━━━━━ Data

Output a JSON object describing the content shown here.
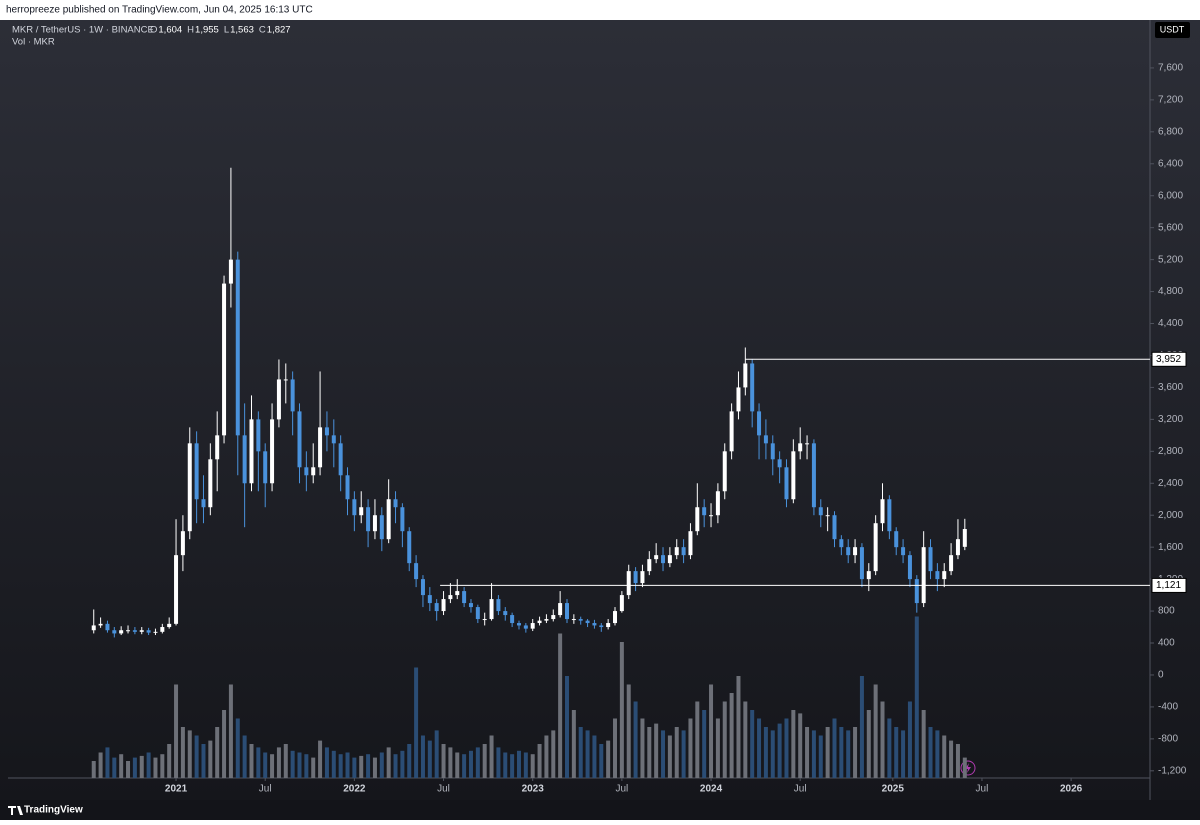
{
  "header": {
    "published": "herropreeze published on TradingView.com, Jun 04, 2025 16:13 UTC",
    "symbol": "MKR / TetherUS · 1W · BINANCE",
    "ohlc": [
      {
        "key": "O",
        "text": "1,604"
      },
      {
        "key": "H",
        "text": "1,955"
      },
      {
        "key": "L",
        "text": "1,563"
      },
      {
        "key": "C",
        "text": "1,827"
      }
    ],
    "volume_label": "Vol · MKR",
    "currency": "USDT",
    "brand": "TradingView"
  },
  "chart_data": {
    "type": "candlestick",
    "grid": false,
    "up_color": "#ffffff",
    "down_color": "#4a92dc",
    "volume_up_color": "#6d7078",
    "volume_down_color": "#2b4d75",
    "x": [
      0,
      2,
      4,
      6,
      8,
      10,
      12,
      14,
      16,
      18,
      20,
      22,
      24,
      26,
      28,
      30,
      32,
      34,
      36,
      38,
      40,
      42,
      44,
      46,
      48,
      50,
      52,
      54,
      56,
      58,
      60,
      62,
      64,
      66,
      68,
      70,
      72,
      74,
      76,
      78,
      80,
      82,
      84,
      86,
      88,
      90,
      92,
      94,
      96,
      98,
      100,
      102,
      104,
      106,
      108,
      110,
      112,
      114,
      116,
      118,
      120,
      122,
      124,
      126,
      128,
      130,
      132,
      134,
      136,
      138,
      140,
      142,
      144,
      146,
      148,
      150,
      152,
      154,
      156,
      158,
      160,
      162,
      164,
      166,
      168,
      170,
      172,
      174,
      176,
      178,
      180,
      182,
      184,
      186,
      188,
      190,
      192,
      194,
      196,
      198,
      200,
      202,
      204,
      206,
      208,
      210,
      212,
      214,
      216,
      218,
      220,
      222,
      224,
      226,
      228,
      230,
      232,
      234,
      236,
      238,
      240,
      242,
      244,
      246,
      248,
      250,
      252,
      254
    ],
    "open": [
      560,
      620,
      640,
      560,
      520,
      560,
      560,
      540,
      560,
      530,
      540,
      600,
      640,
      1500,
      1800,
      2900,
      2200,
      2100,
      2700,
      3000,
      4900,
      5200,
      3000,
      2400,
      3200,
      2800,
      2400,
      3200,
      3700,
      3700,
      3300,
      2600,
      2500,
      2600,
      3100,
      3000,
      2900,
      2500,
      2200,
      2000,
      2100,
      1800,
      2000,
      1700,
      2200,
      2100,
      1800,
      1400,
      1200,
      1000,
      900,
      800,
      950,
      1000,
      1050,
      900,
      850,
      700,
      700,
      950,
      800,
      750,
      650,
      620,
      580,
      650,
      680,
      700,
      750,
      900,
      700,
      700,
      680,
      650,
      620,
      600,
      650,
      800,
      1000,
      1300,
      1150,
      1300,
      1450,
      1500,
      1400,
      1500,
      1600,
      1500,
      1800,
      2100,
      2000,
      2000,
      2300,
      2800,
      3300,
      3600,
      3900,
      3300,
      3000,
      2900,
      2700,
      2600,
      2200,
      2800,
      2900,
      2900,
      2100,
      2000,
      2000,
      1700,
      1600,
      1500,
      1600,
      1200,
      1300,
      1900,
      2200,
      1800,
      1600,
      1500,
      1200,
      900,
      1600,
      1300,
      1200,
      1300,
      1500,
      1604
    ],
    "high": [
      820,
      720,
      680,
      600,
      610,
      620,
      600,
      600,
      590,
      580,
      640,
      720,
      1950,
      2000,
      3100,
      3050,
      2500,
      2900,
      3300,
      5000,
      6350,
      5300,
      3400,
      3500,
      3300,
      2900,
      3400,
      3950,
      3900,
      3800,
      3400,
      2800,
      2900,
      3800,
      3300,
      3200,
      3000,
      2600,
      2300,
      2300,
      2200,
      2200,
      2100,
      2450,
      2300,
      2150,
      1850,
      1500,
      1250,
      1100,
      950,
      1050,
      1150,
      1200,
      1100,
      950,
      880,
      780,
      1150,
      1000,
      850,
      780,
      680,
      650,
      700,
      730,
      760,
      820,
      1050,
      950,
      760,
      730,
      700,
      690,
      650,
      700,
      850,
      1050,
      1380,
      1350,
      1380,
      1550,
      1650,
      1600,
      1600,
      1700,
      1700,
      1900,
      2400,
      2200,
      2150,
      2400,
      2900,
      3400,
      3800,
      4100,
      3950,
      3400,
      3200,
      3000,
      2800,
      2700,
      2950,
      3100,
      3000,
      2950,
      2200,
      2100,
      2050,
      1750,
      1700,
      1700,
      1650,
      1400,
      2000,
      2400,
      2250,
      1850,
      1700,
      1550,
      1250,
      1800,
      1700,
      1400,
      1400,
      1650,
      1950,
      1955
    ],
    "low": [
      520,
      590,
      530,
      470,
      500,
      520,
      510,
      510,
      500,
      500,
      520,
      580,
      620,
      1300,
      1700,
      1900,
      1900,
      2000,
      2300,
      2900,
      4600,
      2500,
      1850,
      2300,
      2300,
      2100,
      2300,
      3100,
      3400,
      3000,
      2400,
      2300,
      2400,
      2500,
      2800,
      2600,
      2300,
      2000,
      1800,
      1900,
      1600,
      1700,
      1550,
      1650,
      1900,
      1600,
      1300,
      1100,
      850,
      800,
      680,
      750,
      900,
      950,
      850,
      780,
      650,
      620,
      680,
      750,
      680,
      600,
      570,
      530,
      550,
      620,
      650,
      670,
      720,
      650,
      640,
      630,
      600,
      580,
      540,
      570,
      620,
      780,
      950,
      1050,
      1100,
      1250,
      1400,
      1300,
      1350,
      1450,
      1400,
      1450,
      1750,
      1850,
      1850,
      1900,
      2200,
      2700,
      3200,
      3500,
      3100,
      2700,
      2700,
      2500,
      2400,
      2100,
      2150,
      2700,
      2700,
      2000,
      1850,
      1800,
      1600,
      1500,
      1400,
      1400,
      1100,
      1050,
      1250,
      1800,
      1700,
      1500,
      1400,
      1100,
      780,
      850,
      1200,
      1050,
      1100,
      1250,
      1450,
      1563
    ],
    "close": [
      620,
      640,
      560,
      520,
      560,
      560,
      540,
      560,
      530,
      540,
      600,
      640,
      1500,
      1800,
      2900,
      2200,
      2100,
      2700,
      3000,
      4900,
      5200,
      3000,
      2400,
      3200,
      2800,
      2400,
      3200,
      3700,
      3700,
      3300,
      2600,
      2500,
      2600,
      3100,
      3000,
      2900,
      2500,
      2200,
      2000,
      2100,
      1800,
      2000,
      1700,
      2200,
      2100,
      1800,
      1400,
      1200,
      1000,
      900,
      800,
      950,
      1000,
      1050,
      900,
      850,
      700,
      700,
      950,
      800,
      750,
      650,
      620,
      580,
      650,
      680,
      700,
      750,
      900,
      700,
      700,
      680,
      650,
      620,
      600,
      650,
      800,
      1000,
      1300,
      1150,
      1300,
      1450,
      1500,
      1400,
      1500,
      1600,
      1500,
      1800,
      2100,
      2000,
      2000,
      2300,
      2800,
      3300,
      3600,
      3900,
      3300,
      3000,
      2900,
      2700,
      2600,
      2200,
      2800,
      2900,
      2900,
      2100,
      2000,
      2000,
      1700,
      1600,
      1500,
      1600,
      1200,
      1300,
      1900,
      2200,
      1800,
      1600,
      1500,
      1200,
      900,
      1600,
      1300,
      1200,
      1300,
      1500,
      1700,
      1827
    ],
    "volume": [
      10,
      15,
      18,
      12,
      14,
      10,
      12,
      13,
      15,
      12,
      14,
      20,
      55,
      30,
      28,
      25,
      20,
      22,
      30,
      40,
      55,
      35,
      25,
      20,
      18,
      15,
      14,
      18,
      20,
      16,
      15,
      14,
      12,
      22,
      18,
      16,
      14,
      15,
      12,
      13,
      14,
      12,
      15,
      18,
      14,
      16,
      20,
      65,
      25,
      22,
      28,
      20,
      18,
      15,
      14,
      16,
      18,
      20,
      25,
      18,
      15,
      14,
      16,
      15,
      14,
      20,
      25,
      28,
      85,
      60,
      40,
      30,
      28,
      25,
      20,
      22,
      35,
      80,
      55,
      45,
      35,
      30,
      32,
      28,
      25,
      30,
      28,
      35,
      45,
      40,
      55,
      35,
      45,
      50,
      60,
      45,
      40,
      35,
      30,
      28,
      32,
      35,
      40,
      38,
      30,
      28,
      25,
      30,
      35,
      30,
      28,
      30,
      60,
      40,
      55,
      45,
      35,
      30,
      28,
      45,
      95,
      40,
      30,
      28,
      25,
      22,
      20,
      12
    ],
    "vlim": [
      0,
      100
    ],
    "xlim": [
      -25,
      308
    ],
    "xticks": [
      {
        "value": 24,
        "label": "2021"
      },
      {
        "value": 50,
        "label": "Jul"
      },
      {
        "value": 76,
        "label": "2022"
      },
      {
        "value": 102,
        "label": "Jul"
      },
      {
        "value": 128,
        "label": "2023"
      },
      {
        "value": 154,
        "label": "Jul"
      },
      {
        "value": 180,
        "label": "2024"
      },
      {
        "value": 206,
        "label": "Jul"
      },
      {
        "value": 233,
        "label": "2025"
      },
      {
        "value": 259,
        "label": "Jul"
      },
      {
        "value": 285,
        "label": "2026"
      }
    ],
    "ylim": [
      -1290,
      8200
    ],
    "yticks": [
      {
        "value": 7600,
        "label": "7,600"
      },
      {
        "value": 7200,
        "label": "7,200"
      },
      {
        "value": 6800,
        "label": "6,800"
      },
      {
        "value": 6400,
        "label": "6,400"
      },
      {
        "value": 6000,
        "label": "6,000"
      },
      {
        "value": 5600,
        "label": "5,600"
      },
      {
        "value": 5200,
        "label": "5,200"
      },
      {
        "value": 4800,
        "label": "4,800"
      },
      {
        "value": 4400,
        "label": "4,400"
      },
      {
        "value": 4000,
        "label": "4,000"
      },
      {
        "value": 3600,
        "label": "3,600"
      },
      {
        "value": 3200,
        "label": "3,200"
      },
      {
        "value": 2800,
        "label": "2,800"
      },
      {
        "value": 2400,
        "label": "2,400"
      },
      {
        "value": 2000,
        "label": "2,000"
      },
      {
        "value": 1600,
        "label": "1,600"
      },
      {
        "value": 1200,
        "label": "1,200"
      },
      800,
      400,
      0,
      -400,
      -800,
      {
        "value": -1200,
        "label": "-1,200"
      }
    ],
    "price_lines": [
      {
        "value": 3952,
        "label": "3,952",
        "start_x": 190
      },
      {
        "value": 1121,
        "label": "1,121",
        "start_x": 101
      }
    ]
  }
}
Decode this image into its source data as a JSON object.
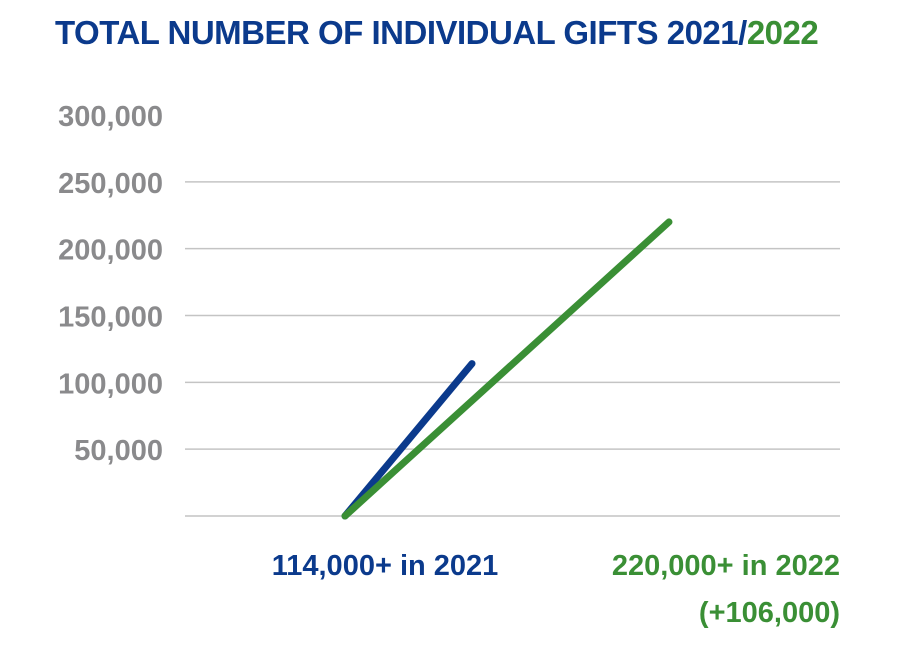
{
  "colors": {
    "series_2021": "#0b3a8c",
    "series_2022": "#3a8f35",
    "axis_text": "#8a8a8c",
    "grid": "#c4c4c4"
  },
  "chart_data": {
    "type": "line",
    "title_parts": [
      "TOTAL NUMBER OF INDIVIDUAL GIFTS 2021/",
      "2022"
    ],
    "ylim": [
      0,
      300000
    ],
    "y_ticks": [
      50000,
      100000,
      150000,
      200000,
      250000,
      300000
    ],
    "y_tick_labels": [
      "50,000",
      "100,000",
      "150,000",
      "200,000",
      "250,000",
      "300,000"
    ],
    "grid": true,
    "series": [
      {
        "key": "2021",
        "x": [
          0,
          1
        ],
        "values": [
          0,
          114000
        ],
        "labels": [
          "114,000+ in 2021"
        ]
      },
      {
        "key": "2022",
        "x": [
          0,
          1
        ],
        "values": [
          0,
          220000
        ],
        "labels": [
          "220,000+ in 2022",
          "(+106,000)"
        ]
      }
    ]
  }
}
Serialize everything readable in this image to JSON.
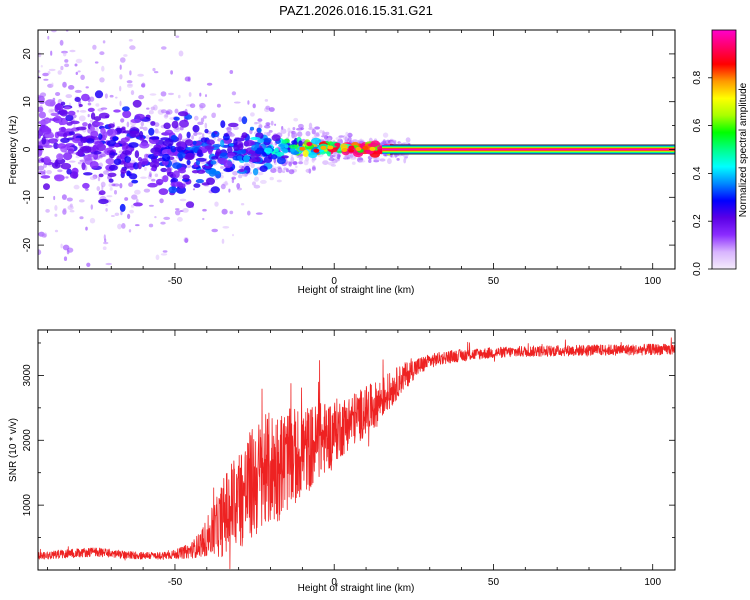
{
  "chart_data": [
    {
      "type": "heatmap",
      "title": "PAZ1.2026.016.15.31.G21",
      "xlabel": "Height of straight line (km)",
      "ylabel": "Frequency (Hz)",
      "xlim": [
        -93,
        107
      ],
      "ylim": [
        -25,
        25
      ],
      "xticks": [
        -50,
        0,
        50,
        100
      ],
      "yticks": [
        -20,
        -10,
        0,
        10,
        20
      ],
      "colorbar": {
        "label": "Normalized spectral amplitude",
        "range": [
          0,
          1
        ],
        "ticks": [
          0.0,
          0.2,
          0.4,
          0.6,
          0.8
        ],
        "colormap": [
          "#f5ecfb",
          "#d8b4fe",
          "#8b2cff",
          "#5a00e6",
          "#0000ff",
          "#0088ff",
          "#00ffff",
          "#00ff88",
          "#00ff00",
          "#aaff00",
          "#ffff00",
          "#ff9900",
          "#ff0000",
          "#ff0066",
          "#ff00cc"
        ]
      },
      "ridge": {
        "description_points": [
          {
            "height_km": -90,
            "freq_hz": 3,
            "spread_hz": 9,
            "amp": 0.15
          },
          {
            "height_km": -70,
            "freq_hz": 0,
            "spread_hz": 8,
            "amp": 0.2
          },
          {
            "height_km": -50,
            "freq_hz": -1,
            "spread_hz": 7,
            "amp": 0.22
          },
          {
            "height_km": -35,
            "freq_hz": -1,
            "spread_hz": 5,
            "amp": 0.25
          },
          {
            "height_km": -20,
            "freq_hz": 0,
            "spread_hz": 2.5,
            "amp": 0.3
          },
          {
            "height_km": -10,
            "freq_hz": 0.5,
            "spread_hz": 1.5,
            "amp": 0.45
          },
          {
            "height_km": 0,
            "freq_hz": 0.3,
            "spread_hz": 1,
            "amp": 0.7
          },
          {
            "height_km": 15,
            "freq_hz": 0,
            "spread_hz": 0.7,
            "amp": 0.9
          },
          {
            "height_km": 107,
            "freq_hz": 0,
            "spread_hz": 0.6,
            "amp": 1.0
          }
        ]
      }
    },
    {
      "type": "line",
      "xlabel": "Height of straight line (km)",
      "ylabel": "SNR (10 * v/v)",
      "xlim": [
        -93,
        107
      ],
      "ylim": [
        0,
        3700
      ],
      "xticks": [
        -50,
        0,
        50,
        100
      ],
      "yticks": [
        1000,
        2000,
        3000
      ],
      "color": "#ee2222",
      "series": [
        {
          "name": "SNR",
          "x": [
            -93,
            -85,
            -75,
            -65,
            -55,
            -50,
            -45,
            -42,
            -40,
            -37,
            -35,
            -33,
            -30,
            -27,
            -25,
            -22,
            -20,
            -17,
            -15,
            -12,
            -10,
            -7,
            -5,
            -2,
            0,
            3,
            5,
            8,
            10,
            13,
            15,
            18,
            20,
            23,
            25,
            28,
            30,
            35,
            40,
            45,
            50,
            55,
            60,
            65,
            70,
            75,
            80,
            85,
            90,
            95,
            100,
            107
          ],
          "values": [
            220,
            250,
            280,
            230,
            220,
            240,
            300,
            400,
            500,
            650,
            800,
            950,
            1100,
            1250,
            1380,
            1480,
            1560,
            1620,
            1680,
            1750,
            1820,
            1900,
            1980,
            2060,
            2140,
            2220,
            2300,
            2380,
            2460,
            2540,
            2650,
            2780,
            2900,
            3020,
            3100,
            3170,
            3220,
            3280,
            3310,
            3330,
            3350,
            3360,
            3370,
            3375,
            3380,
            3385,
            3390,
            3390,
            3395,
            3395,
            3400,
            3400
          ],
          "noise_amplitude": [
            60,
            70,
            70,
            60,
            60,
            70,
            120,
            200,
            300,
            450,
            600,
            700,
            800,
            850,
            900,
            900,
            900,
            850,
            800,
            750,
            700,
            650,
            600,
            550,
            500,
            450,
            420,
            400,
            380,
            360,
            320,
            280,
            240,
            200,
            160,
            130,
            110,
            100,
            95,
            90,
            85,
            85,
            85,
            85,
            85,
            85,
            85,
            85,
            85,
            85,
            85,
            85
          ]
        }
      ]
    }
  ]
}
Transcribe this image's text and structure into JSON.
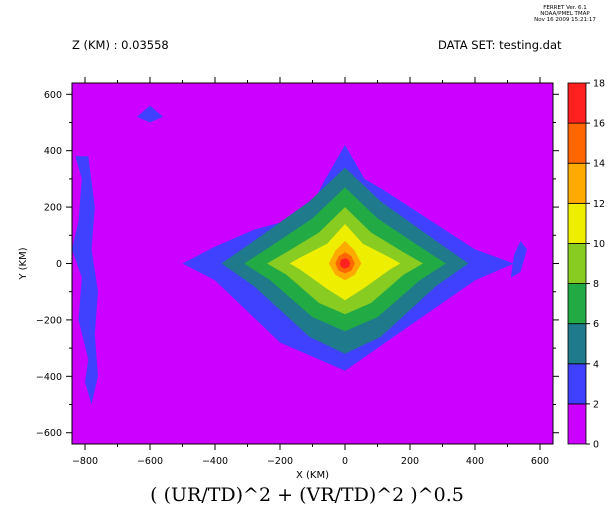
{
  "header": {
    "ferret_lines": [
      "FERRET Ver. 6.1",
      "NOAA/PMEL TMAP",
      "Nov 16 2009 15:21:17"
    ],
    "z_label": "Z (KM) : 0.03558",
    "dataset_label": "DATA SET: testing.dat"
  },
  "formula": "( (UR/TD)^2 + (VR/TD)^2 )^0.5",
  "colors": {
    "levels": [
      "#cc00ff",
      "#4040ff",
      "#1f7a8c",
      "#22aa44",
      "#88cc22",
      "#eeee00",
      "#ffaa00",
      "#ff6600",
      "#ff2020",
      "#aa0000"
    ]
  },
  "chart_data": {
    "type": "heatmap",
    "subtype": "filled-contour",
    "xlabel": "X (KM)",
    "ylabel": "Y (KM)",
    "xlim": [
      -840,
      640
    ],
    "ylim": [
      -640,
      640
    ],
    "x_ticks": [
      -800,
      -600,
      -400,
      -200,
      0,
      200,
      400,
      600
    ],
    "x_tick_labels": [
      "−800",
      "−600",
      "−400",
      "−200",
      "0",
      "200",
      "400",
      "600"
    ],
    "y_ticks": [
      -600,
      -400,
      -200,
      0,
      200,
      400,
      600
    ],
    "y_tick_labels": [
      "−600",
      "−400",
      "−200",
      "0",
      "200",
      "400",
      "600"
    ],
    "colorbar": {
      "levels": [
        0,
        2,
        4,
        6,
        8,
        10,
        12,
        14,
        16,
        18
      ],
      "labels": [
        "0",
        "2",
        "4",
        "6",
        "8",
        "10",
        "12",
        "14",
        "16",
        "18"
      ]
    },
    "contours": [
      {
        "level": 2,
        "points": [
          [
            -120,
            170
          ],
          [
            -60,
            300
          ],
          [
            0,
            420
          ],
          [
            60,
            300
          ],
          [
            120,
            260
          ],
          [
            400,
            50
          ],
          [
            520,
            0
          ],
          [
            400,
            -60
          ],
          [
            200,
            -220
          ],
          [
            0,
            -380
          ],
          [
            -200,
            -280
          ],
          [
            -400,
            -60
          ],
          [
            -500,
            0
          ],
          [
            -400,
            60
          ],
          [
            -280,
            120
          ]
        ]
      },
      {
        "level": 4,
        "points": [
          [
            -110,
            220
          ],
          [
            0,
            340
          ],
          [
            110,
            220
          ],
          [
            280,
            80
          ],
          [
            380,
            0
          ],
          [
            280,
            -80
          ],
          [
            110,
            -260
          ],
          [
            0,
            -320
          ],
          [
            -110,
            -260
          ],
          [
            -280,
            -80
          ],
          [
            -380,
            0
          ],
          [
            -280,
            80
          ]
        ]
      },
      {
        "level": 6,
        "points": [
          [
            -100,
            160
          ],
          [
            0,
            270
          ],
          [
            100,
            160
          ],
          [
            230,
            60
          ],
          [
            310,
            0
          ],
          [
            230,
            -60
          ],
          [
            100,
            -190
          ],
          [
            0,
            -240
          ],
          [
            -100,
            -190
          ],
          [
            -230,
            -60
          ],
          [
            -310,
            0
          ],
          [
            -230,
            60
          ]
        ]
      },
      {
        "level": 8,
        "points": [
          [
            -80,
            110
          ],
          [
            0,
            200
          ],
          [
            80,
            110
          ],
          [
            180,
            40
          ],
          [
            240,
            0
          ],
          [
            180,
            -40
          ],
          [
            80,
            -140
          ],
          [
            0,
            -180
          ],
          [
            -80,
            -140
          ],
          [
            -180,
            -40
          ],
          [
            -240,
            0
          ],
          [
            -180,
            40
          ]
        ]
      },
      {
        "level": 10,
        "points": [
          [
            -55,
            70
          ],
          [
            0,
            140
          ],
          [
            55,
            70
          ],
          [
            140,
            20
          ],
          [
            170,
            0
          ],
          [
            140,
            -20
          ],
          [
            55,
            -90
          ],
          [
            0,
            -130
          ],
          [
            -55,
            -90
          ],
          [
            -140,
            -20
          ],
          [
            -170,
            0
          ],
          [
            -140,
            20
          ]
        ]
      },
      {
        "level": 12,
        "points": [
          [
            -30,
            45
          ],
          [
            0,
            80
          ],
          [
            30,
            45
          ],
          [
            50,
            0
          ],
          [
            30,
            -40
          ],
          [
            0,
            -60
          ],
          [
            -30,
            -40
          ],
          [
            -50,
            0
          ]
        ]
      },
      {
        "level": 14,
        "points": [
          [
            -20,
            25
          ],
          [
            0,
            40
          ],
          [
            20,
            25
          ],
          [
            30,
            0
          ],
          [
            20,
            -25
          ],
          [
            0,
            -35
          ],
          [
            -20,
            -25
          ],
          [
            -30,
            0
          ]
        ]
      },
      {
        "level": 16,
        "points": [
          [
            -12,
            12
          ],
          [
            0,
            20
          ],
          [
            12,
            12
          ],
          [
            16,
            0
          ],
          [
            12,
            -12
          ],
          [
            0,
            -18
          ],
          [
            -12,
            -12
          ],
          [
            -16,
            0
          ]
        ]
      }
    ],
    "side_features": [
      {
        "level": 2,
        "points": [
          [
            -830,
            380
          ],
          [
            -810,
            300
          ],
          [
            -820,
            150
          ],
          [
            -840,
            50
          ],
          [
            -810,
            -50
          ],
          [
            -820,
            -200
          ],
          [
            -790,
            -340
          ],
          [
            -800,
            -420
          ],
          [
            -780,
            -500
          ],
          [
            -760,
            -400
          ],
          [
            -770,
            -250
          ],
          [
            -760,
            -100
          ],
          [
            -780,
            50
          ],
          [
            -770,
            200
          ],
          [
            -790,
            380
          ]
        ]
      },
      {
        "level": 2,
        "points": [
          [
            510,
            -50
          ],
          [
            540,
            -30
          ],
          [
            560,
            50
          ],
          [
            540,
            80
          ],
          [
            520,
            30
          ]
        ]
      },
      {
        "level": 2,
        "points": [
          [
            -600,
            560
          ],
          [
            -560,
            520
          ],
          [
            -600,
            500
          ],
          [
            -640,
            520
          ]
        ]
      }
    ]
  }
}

━━━━━━━━━━

* Job: Return each full line of the entries that contains the word "image".

* Result below:
Decode this image into its source data as a JSON object.
Serialize everything readable in this image to JSON.
Transcribe this image's text and structure into JSON.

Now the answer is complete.